TASK GOAL. Give the records back in full, exactly as they read.

--- begin MATERIAL SUPPLIED ---

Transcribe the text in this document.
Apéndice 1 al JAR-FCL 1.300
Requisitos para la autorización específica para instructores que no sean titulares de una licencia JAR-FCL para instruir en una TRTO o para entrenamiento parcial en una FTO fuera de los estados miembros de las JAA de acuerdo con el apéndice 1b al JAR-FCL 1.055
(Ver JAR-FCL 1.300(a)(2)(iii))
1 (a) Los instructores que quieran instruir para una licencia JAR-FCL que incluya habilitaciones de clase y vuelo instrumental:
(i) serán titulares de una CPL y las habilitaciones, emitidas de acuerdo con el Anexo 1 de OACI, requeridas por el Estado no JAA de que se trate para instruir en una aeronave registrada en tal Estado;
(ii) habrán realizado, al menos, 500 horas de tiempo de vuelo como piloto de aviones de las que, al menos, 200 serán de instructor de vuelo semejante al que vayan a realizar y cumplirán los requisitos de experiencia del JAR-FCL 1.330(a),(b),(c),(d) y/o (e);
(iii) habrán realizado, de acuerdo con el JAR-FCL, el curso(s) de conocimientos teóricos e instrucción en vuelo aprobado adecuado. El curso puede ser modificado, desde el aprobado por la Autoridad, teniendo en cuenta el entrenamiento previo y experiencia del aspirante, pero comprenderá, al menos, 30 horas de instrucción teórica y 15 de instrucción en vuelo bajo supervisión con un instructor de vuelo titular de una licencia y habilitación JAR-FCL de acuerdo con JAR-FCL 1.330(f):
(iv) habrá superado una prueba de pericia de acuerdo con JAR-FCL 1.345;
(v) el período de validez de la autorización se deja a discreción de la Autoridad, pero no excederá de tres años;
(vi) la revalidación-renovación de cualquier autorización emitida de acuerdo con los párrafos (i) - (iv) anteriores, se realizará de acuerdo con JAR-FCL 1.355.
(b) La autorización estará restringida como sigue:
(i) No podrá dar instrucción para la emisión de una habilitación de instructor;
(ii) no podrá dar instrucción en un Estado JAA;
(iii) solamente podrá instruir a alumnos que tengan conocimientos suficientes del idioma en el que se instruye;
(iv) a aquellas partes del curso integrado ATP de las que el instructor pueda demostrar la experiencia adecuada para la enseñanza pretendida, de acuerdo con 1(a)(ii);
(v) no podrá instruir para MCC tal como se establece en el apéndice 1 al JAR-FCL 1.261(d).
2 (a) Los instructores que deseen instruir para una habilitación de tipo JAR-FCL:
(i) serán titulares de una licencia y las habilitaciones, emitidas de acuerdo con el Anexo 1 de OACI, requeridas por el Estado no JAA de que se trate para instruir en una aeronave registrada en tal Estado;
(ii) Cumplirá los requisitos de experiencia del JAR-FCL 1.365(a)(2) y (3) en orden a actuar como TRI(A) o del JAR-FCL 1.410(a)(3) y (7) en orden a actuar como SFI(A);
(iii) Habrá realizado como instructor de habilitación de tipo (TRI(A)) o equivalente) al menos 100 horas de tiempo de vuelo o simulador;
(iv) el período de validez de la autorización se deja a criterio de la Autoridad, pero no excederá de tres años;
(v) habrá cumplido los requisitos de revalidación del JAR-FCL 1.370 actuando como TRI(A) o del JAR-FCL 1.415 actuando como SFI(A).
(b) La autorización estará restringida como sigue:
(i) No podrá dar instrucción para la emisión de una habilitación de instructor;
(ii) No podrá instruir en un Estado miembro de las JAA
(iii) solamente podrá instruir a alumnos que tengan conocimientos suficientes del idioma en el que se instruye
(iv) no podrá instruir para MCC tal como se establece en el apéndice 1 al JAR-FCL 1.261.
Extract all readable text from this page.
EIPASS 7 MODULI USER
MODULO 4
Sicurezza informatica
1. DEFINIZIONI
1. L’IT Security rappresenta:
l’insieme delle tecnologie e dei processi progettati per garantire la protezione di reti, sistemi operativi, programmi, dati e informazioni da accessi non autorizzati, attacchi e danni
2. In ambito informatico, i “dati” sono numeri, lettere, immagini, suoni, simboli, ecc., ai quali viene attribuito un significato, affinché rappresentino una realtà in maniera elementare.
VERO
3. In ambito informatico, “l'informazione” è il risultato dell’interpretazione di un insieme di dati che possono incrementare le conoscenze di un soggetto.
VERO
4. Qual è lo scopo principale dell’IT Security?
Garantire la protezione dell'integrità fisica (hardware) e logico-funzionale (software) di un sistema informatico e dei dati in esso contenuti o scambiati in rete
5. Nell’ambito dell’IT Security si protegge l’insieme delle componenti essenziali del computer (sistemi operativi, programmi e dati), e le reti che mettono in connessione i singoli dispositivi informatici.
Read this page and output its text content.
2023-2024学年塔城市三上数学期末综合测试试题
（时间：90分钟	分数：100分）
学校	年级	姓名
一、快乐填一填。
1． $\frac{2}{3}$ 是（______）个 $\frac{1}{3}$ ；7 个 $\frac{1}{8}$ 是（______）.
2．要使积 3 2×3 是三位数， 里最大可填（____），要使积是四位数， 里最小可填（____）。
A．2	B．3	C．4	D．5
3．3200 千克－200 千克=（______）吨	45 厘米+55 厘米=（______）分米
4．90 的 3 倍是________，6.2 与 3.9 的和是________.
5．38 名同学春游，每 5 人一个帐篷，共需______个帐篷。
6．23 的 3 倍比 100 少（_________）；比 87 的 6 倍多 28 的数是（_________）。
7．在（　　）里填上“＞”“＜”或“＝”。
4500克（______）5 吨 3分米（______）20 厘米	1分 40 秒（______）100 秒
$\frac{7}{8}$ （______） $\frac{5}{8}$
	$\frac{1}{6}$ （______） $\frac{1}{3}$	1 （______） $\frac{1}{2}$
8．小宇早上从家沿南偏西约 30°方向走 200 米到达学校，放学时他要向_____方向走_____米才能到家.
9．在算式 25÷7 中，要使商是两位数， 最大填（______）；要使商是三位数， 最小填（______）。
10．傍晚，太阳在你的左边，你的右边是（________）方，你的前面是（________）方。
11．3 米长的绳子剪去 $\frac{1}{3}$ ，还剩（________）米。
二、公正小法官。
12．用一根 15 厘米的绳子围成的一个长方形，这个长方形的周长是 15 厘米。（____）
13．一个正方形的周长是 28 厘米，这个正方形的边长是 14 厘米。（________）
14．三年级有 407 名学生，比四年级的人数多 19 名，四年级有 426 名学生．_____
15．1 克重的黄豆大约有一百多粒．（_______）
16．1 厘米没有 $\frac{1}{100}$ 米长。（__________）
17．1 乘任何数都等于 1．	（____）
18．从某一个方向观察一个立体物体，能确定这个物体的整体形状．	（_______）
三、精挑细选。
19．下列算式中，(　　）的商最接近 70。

--- end MATERIAL SUPPLIED ---

REPLY TO THE EXERCISE.
Transcribe the text in this document.
Apéndice 1 al JAR-FCL 1.300
Requisitos para la autorización específica para instructores que no sean titulares de una licencia JAR-FCL para instruir en una TRTO o para entrenamiento parcial en una FTO fuera de los estados miembros de las JAA de acuerdo con el apéndice 1b al JAR-FCL 1.055
(Ver JAR-FCL 1.300(a)(2)(iii))
1 (a) Los instructores que quieran instruir para una licencia JAR-FCL que incluya habilitaciones de clase y vuelo instrumental:
(i) serán titulares de una CPL y las habilitaciones, emitidas de acuerdo con el Anexo 1 de OACI, requeridas por el Estado no JAA de que se trate para instruir en una aeronave registrada en tal Estado;
(ii) habrán realizado, al menos, 500 horas de tiempo de vuelo como piloto de aviones de las que, al menos, 200 serán de instructor de vuelo semejante al que vayan a realizar y cumplirán los requisitos de experiencia del JAR-FCL 1.330(a),(b),(c),(d) y/o (e);
(iii) habrán realizado, de acuerdo con el JAR-FCL, el curso(s) de conocimientos teóricos e instrucción en vuelo aprobado adecuado. El curso puede ser modificado, desde el aprobado por la Autoridad, teniendo en cuenta el entrenamiento previo y experiencia del aspirante, pero comprenderá, al menos, 30 horas de instrucción teórica y 15 de instrucción en vuelo bajo supervisión con un instructor de vuelo titular de una licencia y habilitación JAR-FCL de acuerdo con JAR-FCL 1.330(f):
(iv) habrá superado una prueba de pericia de acuerdo con JAR-FCL 1.345;
(v) el período de validez de la autorización se deja a discreción de la Autoridad, pero no excederá de tres años;
(vi) la revalidación-renovación de cualquier autorización emitida de acuerdo con los párrafos (i) - (iv) anteriores, se realizará de acuerdo con JAR-FCL 1.355.
(b) La autorización estará restringida como sigue:
(i) No podrá dar instrucción para la emisión de una habilitación de instructor;
(ii) no podrá dar instrucción en un Estado JAA;
(iii) solamente podrá instruir a alumnos que tengan conocimientos suficientes del idioma en el que se instruye;
(iv) a aquellas partes del curso integrado ATP de las que el instructor pueda demostrar la experiencia adecuada para la enseñanza pretendida, de acuerdo con 1(a)(ii);
(v) no podrá instruir para MCC tal como se establece en el apéndice 1 al JAR-FCL 1.261(d).
2 (a) Los instructores que deseen instruir para una habilitación de tipo JAR-FCL:
(i) serán titulares de una licencia y las habilitaciones, emitidas de acuerdo con el Anexo 1 de OACI, requeridas por el Estado no JAA de que se trate para instruir en una aeronave registrada en tal Estado;
(ii) Cumplirá los requisitos de experiencia del JAR-FCL 1.365(a)(2) y (3) en orden a actuar como TRI(A) o del JAR-FCL 1.410(a)(3) y (7) en orden a actuar como SFI(A);
(iii) Habrá realizado como instructor de habilitación de tipo (TRI(A)) o equivalente) al menos 100 horas de tiempo de vuelo o simulador;
(iv) el período de validez de la autorización se deja a criterio de la Autoridad, pero no excederá de tres años;
(v) habrá cumplido los requisitos de revalidación del JAR-FCL 1.370 actuando como TRI(A) o del JAR-FCL 1.415 actuando como SFI(A).
(b) La autorización estará restringida como sigue:
(i) No podrá dar instrucción para la emisión de una habilitación de instructor;
(ii) No podrá instruir en un Estado miembro de las JAA
(iii) solamente podrá instruir a alumnos que tengan conocimientos suficientes del idioma en el que se instruye
(iv) no podrá instruir para MCC tal como se establece en el apéndice 1 al JAR-FCL 1.261.
Extract all readable text from this page.
EIPASS 7 MODULI USER
MODULO 4
Sicurezza informatica
1. DEFINIZIONI
1. L’IT Security rappresenta:
l’insieme delle tecnologie e dei processi progettati per garantire la protezione di reti, sistemi operativi, programmi, dati e informazioni da accessi non autorizzati, attacchi e danni
2. In ambito informatico, i “dati” sono numeri, lettere, immagini, suoni, simboli, ecc., ai quali viene attribuito un significato, affinché rappresentino una realtà in maniera elementare.
VERO
3. In ambito informatico, “l'informazione” è il risultato dell’interpretazione di un insieme di dati che possono incrementare le conoscenze di un soggetto.
VERO
4. Qual è lo scopo principale dell’IT Security?
Garantire la protezione dell'integrità fisica (hardware) e logico-funzionale (software) di un sistema informatico e dei dati in esso contenuti o scambiati in rete
5. Nell’ambito dell’IT Security si protegge l’insieme delle componenti essenziali del computer (sistemi operativi, programmi e dati), e le reti che mettono in connessione i singoli dispositivi informatici.
Read this page and output its text content.
2023-2024学年塔城市三上数学期末综合测试试题
（时间：90分钟	分数：100分）
学校	年级	姓名
一、快乐填一填。
1． $\frac{2}{3}$ 是（______）个 $\frac{1}{3}$ ；7 个 $\frac{1}{8}$ 是（______）.
2．要使积 3 2×3 是三位数， 里最大可填（____），要使积是四位数， 里最小可填（____）。
A．2	B．3	C．4	D．5
3．3200 千克－200 千克=（______）吨	45 厘米+55 厘米=（______）分米
4．90 的 3 倍是________，6.2 与 3.9 的和是________.
5．38 名同学春游，每 5 人一个帐篷，共需______个帐篷。
6．23 的 3 倍比 100 少（_________）；比 87 的 6 倍多 28 的数是（_________）。
7．在（　　）里填上“＞”“＜”或“＝”。
4500克（______）5 吨 3分米（______）20 厘米	1分 40 秒（______）100 秒
$\frac{7}{8}$ （______） $\frac{5}{8}$
	$\frac{1}{6}$ （______） $\frac{1}{3}$	1 （______） $\frac{1}{2}$
8．小宇早上从家沿南偏西约 30°方向走 200 米到达学校，放学时他要向_____方向走_____米才能到家.
9．在算式 25÷7 中，要使商是两位数， 最大填（______）；要使商是三位数， 最小填（______）。
10．傍晚，太阳在你的左边，你的右边是（________）方，你的前面是（________）方。
11．3 米长的绳子剪去 $\frac{1}{3}$ ，还剩（________）米。
二、公正小法官。
12．用一根 15 厘米的绳子围成的一个长方形，这个长方形的周长是 15 厘米。（____）
13．一个正方形的周长是 28 厘米，这个正方形的边长是 14 厘米。（________）
14．三年级有 407 名学生，比四年级的人数多 19 名，四年级有 426 名学生．_____
15．1 克重的黄豆大约有一百多粒．（_______）
16．1 厘米没有 $\frac{1}{100}$ 米长。（__________）
17．1 乘任何数都等于 1．	（____）
18．从某一个方向观察一个立体物体，能确定这个物体的整体形状．	（_______）
三、精挑细选。
19．下列算式中，(　　）的商最接近 70。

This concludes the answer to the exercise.